#### [Selected text]

** Start **

The Blair legacy
June 20, 2007 — Comment
Written by Frances Webber
As Blair leaves office, he leaves a country more divided – by race, class and status – than he found it.
As Tony Blair finally relinquishes power, much has been and will be written about the legacy of his ten years. In the fields of immigration and asylum, as in other fields, his reign presents a strange paradox. His government was responsible for bringing in the Human Rights Act 1998, which was designed to ‘bring human rights home’ and which has forced government to confront the impact of legislative, executive and judicial acts on the human rights of those affected. At the same time, his government has been responsible for serious encroachments on fundamental rights, a shift in the balance of power from individual liberty and towards state control; a similar shift as between the executive and the judiciary; entrenchment of xeno-racism and, in particular, erosion of the idea of universality of human rights.
Extending and curtailing human rights
One of the Blair government’s first acts, in 1997, was to abolish the hated ‘primary purpose’ rule which kept thousands of foreign husbands apart from their British wives. Shortly after, cohabitees and same-sex partners were given the right to live in the UK. The Human Rights Act, which came into force in 2000, brought the European Convention of Human Rights, which protects the right to life, the right not to be tortured (or expelled to torture), rights to liberty, fair trial, family life, freedom of religion, freedom of assembly and association, into the law of the United Kingdom. The Act enables executive action to be challenged in UK courts on the basis that it violates one of the protected rights. The Act is a significant achievement. But the government has endeavoured to ensure that it is applied restrictively, on the basis that immigrants do not have the same rights as others. Thus, thousands of families have been broken up by the removal of the foreign partner – the government argues that the ‘imperatives of immigration control’ outweigh the families’ rights.

** End **

#### [Listed records]

** Start **

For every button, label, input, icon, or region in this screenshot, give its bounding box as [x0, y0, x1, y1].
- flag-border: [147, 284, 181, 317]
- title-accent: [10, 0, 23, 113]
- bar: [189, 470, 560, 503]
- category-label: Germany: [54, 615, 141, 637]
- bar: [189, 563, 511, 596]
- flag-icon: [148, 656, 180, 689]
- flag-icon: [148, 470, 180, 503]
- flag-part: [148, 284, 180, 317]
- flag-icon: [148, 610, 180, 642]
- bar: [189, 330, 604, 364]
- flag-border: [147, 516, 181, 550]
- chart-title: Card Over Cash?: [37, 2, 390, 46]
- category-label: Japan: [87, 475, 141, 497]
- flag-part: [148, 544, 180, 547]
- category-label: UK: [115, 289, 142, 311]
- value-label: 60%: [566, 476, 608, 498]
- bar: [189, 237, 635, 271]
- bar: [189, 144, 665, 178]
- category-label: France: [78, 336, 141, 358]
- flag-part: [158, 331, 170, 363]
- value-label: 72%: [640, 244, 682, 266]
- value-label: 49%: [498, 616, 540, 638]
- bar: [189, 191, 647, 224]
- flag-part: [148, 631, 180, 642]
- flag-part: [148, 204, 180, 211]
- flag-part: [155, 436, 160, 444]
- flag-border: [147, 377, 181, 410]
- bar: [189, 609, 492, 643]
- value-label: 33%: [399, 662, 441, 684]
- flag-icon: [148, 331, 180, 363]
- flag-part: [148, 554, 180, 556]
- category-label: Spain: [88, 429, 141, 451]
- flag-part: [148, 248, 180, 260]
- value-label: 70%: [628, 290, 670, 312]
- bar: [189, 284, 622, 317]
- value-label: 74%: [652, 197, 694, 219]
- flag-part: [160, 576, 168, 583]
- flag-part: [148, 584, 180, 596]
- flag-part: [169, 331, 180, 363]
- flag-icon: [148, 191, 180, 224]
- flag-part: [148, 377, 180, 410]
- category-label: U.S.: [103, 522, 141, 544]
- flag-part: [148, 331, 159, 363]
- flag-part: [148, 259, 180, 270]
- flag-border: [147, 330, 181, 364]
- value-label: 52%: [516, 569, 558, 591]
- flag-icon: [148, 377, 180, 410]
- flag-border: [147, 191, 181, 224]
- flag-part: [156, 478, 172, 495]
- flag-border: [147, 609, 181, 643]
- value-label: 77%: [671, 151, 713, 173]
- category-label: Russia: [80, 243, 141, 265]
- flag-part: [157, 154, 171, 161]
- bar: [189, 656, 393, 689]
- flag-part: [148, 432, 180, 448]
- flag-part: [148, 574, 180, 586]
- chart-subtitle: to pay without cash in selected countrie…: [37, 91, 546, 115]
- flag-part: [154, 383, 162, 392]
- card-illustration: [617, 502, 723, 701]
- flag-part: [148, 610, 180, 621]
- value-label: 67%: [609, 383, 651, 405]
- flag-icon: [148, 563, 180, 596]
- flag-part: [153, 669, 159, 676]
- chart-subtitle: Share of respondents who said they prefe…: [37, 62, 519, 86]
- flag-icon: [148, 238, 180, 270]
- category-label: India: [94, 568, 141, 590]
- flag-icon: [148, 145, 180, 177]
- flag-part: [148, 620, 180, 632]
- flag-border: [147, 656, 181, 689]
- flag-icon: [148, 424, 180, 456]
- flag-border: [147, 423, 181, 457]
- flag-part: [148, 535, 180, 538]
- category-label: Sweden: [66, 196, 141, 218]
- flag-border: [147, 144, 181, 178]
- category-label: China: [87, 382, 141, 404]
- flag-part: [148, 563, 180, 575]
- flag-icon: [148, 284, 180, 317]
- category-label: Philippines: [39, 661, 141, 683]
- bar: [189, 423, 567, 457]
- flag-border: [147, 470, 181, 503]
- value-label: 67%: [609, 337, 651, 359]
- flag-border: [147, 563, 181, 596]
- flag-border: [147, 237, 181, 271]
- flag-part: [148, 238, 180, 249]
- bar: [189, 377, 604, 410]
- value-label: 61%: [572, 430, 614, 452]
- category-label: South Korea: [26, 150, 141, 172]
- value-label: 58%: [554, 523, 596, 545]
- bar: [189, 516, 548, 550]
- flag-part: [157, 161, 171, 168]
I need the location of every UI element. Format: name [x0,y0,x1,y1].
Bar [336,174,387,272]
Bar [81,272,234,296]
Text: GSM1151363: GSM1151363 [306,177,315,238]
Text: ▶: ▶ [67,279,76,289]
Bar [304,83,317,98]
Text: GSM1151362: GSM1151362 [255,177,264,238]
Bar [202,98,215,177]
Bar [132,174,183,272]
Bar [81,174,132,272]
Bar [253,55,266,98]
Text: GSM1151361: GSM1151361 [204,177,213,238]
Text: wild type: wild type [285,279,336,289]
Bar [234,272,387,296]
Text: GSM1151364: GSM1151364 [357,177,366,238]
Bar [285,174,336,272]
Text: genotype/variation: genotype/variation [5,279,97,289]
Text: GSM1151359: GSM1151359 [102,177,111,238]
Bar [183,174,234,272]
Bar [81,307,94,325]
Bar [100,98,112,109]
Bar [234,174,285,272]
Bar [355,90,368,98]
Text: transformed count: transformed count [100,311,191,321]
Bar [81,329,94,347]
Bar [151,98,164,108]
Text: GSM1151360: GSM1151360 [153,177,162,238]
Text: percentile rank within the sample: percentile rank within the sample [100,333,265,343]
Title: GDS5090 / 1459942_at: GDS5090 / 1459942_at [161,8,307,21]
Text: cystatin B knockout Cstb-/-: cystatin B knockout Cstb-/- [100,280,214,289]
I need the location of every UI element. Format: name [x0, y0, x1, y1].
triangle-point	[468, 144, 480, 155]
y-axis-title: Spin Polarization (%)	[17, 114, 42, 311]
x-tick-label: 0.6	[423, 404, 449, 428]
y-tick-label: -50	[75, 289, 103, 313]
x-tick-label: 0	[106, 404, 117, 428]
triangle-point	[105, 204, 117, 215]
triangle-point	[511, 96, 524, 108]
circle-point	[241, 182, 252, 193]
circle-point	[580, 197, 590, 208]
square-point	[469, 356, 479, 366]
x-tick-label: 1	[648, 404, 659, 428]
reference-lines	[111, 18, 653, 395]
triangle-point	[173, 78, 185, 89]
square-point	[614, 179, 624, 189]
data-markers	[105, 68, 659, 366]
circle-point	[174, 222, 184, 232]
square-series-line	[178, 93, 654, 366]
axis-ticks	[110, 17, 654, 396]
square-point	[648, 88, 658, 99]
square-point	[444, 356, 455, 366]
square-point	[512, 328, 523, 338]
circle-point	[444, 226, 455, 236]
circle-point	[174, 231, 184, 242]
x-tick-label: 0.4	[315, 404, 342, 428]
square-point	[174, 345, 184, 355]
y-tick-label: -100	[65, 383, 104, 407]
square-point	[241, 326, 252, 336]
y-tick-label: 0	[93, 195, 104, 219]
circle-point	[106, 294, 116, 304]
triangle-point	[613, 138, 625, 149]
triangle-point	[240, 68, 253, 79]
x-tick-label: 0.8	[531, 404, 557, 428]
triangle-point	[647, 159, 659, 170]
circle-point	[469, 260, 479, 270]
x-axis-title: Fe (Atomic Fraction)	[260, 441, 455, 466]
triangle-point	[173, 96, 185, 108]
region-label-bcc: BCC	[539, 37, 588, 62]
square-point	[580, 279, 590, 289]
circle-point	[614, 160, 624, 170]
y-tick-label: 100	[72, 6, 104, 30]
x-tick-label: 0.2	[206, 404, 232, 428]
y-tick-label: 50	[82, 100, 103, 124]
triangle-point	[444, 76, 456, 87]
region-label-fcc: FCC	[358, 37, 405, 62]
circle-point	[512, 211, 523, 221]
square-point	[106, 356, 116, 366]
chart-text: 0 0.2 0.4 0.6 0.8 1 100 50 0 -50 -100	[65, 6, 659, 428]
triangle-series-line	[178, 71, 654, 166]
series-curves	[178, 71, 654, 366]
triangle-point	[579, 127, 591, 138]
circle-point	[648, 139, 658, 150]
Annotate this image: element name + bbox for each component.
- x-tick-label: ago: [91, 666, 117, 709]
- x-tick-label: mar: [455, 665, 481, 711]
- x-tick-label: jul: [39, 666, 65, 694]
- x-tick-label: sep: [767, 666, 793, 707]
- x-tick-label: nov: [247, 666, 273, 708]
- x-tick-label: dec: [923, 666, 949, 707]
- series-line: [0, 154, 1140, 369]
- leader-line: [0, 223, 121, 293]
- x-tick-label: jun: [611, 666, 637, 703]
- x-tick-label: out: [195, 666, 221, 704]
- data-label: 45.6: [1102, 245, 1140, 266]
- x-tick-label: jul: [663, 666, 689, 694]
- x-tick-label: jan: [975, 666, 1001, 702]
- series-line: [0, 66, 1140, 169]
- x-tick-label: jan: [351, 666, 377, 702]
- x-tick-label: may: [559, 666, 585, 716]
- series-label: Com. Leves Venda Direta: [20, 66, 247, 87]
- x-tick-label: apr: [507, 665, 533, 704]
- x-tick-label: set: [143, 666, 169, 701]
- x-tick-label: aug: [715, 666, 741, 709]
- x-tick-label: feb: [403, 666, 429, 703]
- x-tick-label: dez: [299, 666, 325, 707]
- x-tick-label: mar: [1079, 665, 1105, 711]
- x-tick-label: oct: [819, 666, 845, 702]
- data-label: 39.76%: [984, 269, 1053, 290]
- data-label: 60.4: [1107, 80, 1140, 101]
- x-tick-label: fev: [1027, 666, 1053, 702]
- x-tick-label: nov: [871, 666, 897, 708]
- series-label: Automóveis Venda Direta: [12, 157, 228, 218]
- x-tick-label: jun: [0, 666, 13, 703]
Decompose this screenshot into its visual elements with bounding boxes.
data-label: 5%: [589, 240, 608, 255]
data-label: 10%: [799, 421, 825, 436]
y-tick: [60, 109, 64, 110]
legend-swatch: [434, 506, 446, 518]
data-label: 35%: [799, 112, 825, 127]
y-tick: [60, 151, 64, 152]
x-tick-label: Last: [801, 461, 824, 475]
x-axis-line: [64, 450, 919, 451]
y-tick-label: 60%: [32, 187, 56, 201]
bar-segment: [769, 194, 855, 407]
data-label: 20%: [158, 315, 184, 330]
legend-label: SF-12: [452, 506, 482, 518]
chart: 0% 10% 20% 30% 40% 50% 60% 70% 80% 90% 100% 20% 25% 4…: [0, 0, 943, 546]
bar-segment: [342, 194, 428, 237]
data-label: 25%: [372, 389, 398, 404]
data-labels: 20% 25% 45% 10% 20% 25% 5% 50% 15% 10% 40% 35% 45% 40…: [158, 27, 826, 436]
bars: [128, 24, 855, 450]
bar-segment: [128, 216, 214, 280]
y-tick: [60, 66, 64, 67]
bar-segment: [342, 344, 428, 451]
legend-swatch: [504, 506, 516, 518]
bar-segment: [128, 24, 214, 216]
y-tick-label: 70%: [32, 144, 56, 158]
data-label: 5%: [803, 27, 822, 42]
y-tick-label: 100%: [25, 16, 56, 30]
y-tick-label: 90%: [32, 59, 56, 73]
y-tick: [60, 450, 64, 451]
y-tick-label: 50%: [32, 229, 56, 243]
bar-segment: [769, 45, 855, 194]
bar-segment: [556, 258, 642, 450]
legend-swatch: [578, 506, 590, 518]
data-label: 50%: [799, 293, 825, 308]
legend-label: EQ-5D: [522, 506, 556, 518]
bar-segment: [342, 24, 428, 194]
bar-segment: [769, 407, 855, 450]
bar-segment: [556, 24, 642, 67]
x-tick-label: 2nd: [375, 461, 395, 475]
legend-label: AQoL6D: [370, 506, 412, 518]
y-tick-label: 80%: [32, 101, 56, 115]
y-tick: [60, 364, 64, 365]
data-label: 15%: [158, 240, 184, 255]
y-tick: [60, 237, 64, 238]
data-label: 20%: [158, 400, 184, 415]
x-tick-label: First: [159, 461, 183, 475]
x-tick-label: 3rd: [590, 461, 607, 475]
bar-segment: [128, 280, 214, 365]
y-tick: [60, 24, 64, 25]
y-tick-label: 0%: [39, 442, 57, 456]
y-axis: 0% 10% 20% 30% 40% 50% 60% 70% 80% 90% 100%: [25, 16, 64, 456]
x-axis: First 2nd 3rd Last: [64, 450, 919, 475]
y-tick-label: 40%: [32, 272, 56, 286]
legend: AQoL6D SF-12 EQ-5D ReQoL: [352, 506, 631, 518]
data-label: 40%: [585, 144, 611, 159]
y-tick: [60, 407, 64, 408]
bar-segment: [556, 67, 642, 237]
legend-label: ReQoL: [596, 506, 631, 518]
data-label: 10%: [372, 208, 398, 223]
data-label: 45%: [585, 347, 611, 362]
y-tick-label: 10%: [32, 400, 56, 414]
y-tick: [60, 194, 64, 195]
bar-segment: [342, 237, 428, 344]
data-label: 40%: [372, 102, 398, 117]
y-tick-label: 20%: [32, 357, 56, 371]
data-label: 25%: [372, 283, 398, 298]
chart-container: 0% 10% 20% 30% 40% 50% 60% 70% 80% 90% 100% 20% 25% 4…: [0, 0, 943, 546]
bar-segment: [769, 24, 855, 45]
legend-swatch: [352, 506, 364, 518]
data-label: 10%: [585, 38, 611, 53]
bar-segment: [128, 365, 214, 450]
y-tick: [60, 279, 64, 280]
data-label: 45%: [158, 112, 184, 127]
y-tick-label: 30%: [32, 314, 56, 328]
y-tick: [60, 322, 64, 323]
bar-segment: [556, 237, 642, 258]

** End **

#### [Exercise 1]
Translate this sentence from the piece on the Blair legacy into French: "The Act is a significant achievement."
#### [Exercise 2]
In the piece on the Blair legacy, which rule did the government abolish in 1997?
#### [Exercise 3]
Proceed with the piece on the Blair legacy, picking up from the point where it stops.

#### [Reply 1]
La loi constitue une réussite importante.

#### [Reply 2]
The "primary purpose" rule, which kept thousands of foreign husbands apart from their British wives.

#### [Reply 3]
Internment and control orders
The extent of the Blair government’s encroachments on liberty through executive action was exemplified by the internment of foreign terrorist suspects introduced by the Anti-Terrorism, Crime and Security Act 2001 and declared unlawful by the House of Lords in December 2004. Internment was replaced by control orders under the 2004 Prevention of Terrorism Act, which can be imposed on anyone reasonably suspected of involvement in supporting terrorism (given a very broad definition by the Terrorism Act 2000). Control orders, or immigration bail conditions to similar effect, have been imposed against those suspected of support for resistance in Libya, Iraq, Chechnya and Afghanistan. Conditions include home curfews for twelve to sixteen hours a day, coupled with limits on movement outside the home to a specified area (frequently a mile or so radius), wearing an electronic tag, the surrender of passports, prohibition of all but security-cleared visitors, restrictions on people who can be met outside the home and on places of worship, ban on possession or use of a mobile phone or a computer, daily reporting to police, and allowing police and immigration officers to enter, search and seize items from the ‘controlee’s’ home at any time, day or night. The cumulative impact of these conditions has driven ‘controlees’ to the brink of madness.
Other notable encroachments on rights:
- That biometrics such as fingerprints or iris imprints can be demanded of visa applicants; asylum seekers can be fingerprinted; and the 2007 UK Borders Bill introduces compulsory biometric ID cards for immigrants;
- Successive Acts since 1999 have given immigration officers equivalent arrest, search and seizure powers to police, including the power to use reasonable force, without any of the safeguards;
- Home Office officials have been given powers to compel banks, local authorities, employers and others to pass on information about immigrants;
- Since 2005, immigrants have needed permission to marry (unless they marry in an Anglican church), in a measure declared incompatible with rights to marry by the Court of Appeal in 2007;
- A raft of new criminal offences directed against those who arrive without documents, and those who refuse to cooperate in their own removal by getting new travel documents from their embassy (introduced in 2004);
- A massive increase in the use of detention, including so-called ‘end to end’ detention of asylum seekers from specified countries throughout the asylum process, has meant the opening of new centres including Oakington (1999) and Yarl’s Wood (2001);
- Legal migrants including work permit holders, business people, refugees and students are to be made subject to conditions of residence and reporting under the UK Borders Bill.
Double standards in human rights
Internment was declared unlawful by the House of Lords in 2004 not because it breached rights to liberty but because it did so on a discriminatory basis. Only foreigners could be interned. As the Lords pointed out, there was no evidence that foreigners were more likely to be terrorists than British citizens. This was a very serious instance of discrimination, but by no means the only one. The past ten years have seen an entrenchment of segregation and marginalisation of asylum seekers, and the death of the idea of universal provision of fundamental rights on the basis of need rather than status.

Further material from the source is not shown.